*What to produce*:
Copy down all of the data underneath, exactly as shown.

-------

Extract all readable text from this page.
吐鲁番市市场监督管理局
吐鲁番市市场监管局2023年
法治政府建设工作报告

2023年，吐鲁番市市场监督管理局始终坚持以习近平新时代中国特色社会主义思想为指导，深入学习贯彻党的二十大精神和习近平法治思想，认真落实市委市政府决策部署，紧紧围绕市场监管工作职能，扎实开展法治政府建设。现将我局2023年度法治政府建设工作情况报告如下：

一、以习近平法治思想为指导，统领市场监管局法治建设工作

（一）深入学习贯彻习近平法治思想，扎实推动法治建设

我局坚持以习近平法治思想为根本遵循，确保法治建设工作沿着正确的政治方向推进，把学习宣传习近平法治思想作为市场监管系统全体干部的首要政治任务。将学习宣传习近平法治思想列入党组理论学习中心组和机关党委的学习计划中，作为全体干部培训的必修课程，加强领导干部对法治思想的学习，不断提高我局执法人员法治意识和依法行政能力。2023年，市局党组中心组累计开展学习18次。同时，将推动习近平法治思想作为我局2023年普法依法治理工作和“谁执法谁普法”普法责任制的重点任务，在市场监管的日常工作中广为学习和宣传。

-------

*Result for this exercise*:
Extract all readable text from this page.
吐鲁番市市场监督管理局
吐鲁番市市场监管局2023年
法治政府建设工作报告

2023年，吐鲁番市市场监督管理局始终坚持以习近平新时代中国特色社会主义思想为指导，深入学习贯彻党的二十大精神和习近平法治思想，认真落实市委市政府决策部署，紧紧围绕市场监管工作职能，扎实开展法治政府建设。现将我局2023年度法治政府建设工作情况报告如下：

一、以习近平法治思想为指导，统领市场监管局法治建设工作

（一）深入学习贯彻习近平法治思想，扎实推动法治建设

我局坚持以习近平法治思想为根本遵循，确保法治建设工作沿着正确的政治方向推进，把学习宣传习近平法治思想作为市场监管系统全体干部的首要政治任务。将学习宣传习近平法治思想列入党组理论学习中心组和机关党委的学习计划中，作为全体干部培训的必修课程，加强领导干部对法治思想的学习，不断提高我局执法人员法治意识和依法行政能力。2023年，市局党组中心组累计开展学习18次。同时，将推动习近平法治思想作为我局2023年普法依法治理工作和“谁执法谁普法”普法责任制的重点任务，在市场监管的日常工作中广为学习和宣传。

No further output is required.